START

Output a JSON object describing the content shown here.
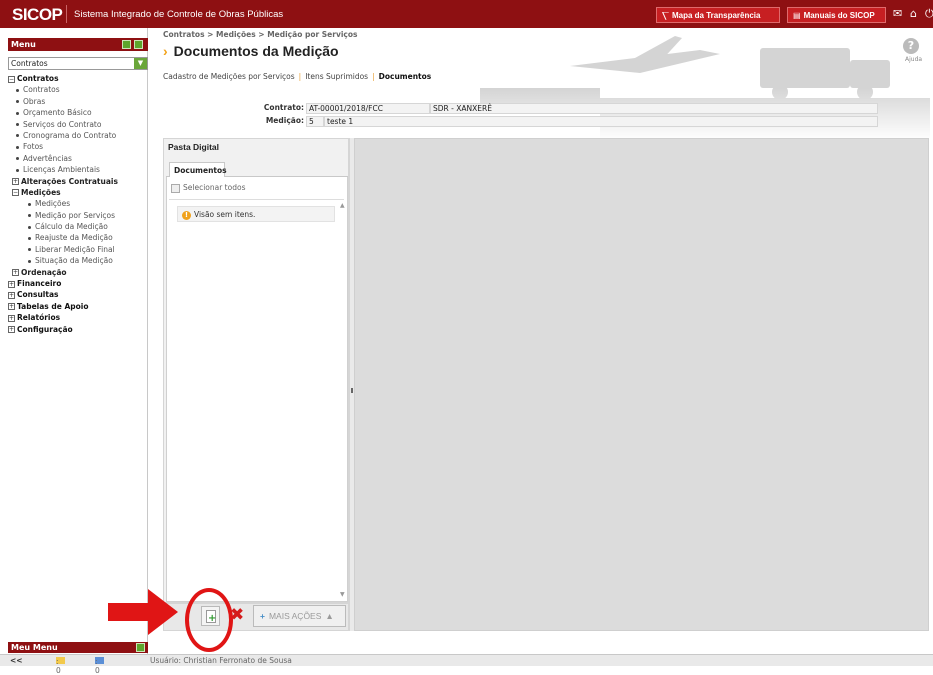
{
  "app": {
    "logo": "SICOP",
    "title": "Sistema Integrado de Controle de Obras Públicas",
    "buttons": [
      {
        "label": "Mapa da Transparência",
        "icon": "map-icon"
      },
      {
        "label": "Manuais do SICOP",
        "icon": "book-icon"
      }
    ]
  },
  "menu": {
    "header": "Menu",
    "select_value": "Contratos",
    "tree": [
      {
        "label": "Contratos",
        "level": 0,
        "expanded": true
      },
      {
        "label": "Contratos",
        "level": 1
      },
      {
        "label": "Obras",
        "level": 1
      },
      {
        "label": "Orçamento Básico",
        "level": 1
      },
      {
        "label": "Serviços do Contrato",
        "level": 1
      },
      {
        "label": "Cronograma do Contrato",
        "level": 1
      },
      {
        "label": "Fotos",
        "level": 1
      },
      {
        "label": "Advertências",
        "level": 1
      },
      {
        "label": "Licenças Ambientais",
        "level": 1
      },
      {
        "label": "Alterações Contratuais",
        "level": "1b",
        "expanded": false
      },
      {
        "label": "Medições",
        "level": "1b",
        "expanded": true
      },
      {
        "label": "Medições",
        "level": 2
      },
      {
        "label": "Medição por Serviços",
        "level": 2
      },
      {
        "label": "Cálculo da Medição",
        "level": 2
      },
      {
        "label": "Reajuste da Medição",
        "level": 2
      },
      {
        "label": "Liberar Medição Final",
        "level": 2
      },
      {
        "label": "Situação da Medição",
        "level": 2
      },
      {
        "label": "Ordenação",
        "level": "1b",
        "expanded": false
      },
      {
        "label": "Financeiro",
        "level": 0,
        "expanded": false
      },
      {
        "label": "Consultas",
        "level": 0,
        "expanded": false
      },
      {
        "label": "Tabelas de Apoio",
        "level": 0,
        "expanded": false
      },
      {
        "label": "Relatórios",
        "level": 0,
        "expanded": false
      },
      {
        "label": "Configuração",
        "level": 0,
        "expanded": false
      }
    ],
    "my_menu": "Meu Menu"
  },
  "status": {
    "collapse": "<<",
    "mail_count": ": 0",
    "msg_count": ": 0",
    "user": "Usuário: Christian Ferronato de Sousa"
  },
  "page": {
    "breadcrumb": "Contratos > Medições > Medição por Serviços",
    "title": "Documentos da Medição",
    "help": "Ajuda",
    "subnav": [
      {
        "label": "Cadastro de Medições por Serviços",
        "current": false
      },
      {
        "label": "Itens Suprimidos",
        "current": false
      },
      {
        "label": "Documentos",
        "current": true
      }
    ],
    "contrato_label": "Contrato:",
    "contrato_value": "AT-00001/2018/FCC",
    "contrato_extra": "SDR - XANXERÊ",
    "medicao_label": "Medição:",
    "medicao_value": "5",
    "medicao_desc": "teste 1"
  },
  "pasta": {
    "title": "Pasta Digital",
    "tab": "Documentos",
    "select_all": "Selecionar todos",
    "empty": "Visão sem itens.",
    "more_actions": "MAIS AÇÕES"
  },
  "colors": {
    "brand": "#8e1012",
    "accent": "#f2a31a",
    "highlight": "#e01515"
  }
}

END

-- Exercise --
Your copy should repeat each entry above exactly but contain no pictures.

-- Result --
Output a JSON object describing the content shown here.
{
  "app": {
    "logo": "SICOP",
    "title": "Sistema Integrado de Controle de Obras Públicas",
    "buttons": [
      {
        "label": "Mapa da Transparência",
        "icon": "map-icon"
      },
      {
        "label": "Manuais do SICOP",
        "icon": "book-icon"
      }
    ]
  },
  "menu": {
    "header": "Menu",
    "select_value": "Contratos",
    "tree": [
      {
        "label": "Contratos",
        "level": 0,
        "expanded": true
      },
      {
        "label": "Contratos",
        "level": 1
      },
      {
        "label": "Obras",
        "level": 1
      },
      {
        "label": "Orçamento Básico",
        "level": 1
      },
      {
        "label": "Serviços do Contrato",
        "level": 1
      },
      {
        "label": "Cronograma do Contrato",
        "level": 1
      },
      {
        "label": "Fotos",
        "level": 1
      },
      {
        "label": "Advertências",
        "level": 1
      },
      {
        "label": "Licenças Ambientais",
        "level": 1
      },
      {
        "label": "Alterações Contratuais",
        "level": "1b",
        "expanded": false
      },
      {
        "label": "Medições",
        "level": "1b",
        "expanded": true
      },
      {
        "label": "Medições",
        "level": 2
      },
      {
        "label": "Medição por Serviços",
        "level": 2
      },
      {
        "label": "Cálculo da Medição",
        "level": 2
      },
      {
        "label": "Reajuste da Medição",
        "level": 2
      },
      {
        "label": "Liberar Medição Final",
        "level": 2
      },
      {
        "label": "Situação da Medição",
        "level": 2
      },
      {
        "label": "Ordenação",
        "level": "1b",
        "expanded": false
      },
      {
        "label": "Financeiro",
        "level": 0,
        "expanded": false
      },
      {
        "label": "Consultas",
        "level": 0,
        "expanded": false
      },
      {
        "label": "Tabelas de Apoio",
        "level": 0,
        "expanded": false
      },
      {
        "label": "Relatórios",
        "level": 0,
        "expanded": false
      },
      {
        "label": "Configuração",
        "level": 0,
        "expanded": false
      }
    ],
    "my_menu": "Meu Menu"
  },
  "status": {
    "collapse": "<<",
    "mail_count": ": 0",
    "msg_count": ": 0",
    "user": "Usuário: Christian Ferronato de Sousa"
  },
  "page": {
    "breadcrumb": "Contratos > Medições > Medição por Serviços",
    "title": "Documentos da Medição",
    "help": "Ajuda",
    "subnav": [
      {
        "label": "Cadastro de Medições por Serviços",
        "current": false
      },
      {
        "label": "Itens Suprimidos",
        "current": false
      },
      {
        "label": "Documentos",
        "current": true
      }
    ],
    "contrato_label": "Contrato:",
    "contrato_value": "AT-00001/2018/FCC",
    "contrato_extra": "SDR - XANXERÊ",
    "medicao_label": "Medição:",
    "medicao_value": "5",
    "medicao_desc": "teste 1"
  },
  "pasta": {
    "title": "Pasta Digital",
    "tab": "Documentos",
    "select_all": "Selecionar todos",
    "empty": "Visão sem itens.",
    "more_actions": "MAIS AÇÕES"
  },
  "colors": {
    "brand": "#8e1012",
    "accent": "#f2a31a",
    "highlight": "#e01515"
  }
}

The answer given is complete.